━━ Records ━━

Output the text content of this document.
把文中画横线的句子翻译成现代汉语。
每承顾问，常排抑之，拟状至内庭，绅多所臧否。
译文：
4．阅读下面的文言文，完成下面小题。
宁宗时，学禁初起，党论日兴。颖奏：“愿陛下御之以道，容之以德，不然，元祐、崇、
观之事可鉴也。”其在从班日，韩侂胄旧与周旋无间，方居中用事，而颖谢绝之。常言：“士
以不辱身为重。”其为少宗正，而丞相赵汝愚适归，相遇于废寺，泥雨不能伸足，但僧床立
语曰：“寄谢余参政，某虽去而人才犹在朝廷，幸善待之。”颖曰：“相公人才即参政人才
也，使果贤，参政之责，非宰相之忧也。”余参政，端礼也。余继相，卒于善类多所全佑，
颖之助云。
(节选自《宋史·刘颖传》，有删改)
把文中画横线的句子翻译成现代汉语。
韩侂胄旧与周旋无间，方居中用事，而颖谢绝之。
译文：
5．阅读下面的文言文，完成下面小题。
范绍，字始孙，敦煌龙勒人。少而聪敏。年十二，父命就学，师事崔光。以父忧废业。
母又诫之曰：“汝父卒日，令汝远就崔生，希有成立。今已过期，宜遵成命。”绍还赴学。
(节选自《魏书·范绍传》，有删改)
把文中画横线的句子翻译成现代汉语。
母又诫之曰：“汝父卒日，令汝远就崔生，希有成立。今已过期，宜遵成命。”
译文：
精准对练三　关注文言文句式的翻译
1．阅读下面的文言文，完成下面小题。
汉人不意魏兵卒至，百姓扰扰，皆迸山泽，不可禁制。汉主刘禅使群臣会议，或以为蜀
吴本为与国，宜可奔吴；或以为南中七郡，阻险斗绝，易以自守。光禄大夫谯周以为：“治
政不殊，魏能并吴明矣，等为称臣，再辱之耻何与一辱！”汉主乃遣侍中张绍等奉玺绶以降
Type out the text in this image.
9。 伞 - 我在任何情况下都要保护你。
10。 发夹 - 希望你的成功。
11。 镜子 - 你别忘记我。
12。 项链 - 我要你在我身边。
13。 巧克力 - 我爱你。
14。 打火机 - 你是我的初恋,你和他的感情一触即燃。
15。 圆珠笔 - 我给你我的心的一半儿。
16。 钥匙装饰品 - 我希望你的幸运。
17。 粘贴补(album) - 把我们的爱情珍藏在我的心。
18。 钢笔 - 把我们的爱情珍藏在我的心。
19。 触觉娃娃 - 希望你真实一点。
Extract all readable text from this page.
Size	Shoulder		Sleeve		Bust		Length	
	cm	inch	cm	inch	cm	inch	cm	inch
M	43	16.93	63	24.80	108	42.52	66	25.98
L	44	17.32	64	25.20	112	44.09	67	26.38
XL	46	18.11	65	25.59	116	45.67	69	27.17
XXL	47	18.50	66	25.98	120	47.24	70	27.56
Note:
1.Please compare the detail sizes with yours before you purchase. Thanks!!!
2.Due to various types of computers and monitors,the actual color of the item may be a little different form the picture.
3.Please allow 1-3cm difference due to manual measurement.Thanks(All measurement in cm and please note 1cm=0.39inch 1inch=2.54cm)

━━━

* _The request_:
Give back the whole listing exactly as it reads.

* _Task answer_:
Output the text content of this document.
把文中画横线的句子翻译成现代汉语。
每承顾问，常排抑之，拟状至内庭，绅多所臧否。
译文：
4．阅读下面的文言文，完成下面小题。
宁宗时，学禁初起，党论日兴。颖奏：“愿陛下御之以道，容之以德，不然，元祐、崇、
观之事可鉴也。”其在从班日，韩侂胄旧与周旋无间，方居中用事，而颖谢绝之。常言：“士
以不辱身为重。”其为少宗正，而丞相赵汝愚适归，相遇于废寺，泥雨不能伸足，但僧床立
语曰：“寄谢余参政，某虽去而人才犹在朝廷，幸善待之。”颖曰：“相公人才即参政人才
也，使果贤，参政之责，非宰相之忧也。”余参政，端礼也。余继相，卒于善类多所全佑，
颖之助云。
(节选自《宋史·刘颖传》，有删改)
把文中画横线的句子翻译成现代汉语。
韩侂胄旧与周旋无间，方居中用事，而颖谢绝之。
译文：
5．阅读下面的文言文，完成下面小题。
范绍，字始孙，敦煌龙勒人。少而聪敏。年十二，父命就学，师事崔光。以父忧废业。
母又诫之曰：“汝父卒日，令汝远就崔生，希有成立。今已过期，宜遵成命。”绍还赴学。
(节选自《魏书·范绍传》，有删改)
把文中画横线的句子翻译成现代汉语。
母又诫之曰：“汝父卒日，令汝远就崔生，希有成立。今已过期，宜遵成命。”
译文：
精准对练三　关注文言文句式的翻译
1．阅读下面的文言文，完成下面小题。
汉人不意魏兵卒至，百姓扰扰，皆迸山泽，不可禁制。汉主刘禅使群臣会议，或以为蜀
吴本为与国，宜可奔吴；或以为南中七郡，阻险斗绝，易以自守。光禄大夫谯周以为：“治
政不殊，魏能并吴明矣，等为称臣，再辱之耻何与一辱！”汉主乃遣侍中张绍等奉玺绶以降
Type out the text in this image.
9。 伞 - 我在任何情况下都要保护你。
10。 发夹 - 希望你的成功。
11。 镜子 - 你别忘记我。
12。 项链 - 我要你在我身边。
13。 巧克力 - 我爱你。
14。 打火机 - 你是我的初恋,你和他的感情一触即燃。
15。 圆珠笔 - 我给你我的心的一半儿。
16。 钥匙装饰品 - 我希望你的幸运。
17。 粘贴补(album) - 把我们的爱情珍藏在我的心。
18。 钢笔 - 把我们的爱情珍藏在我的心。
19。 触觉娃娃 - 希望你真实一点。
Extract all readable text from this page.
Size	Shoulder		Sleeve		Bust		Length	
	cm	inch	cm	inch	cm	inch	cm	inch
M	43	16.93	63	24.80	108	42.52	66	25.98
L	44	17.32	64	25.20	112	44.09	67	26.38
XL	46	18.11	65	25.59	116	45.67	69	27.17
XXL	47	18.50	66	25.98	120	47.24	70	27.56
Note:
1.Please compare the detail sizes with yours before you purchase. Thanks!!!
2.Due to various types of computers and monitors,the actual color of the item may be a little different form the picture.
3.Please allow 1-3cm difference due to manual measurement.Thanks(All measurement in cm and please note 1cm=0.39inch 1inch=2.54cm)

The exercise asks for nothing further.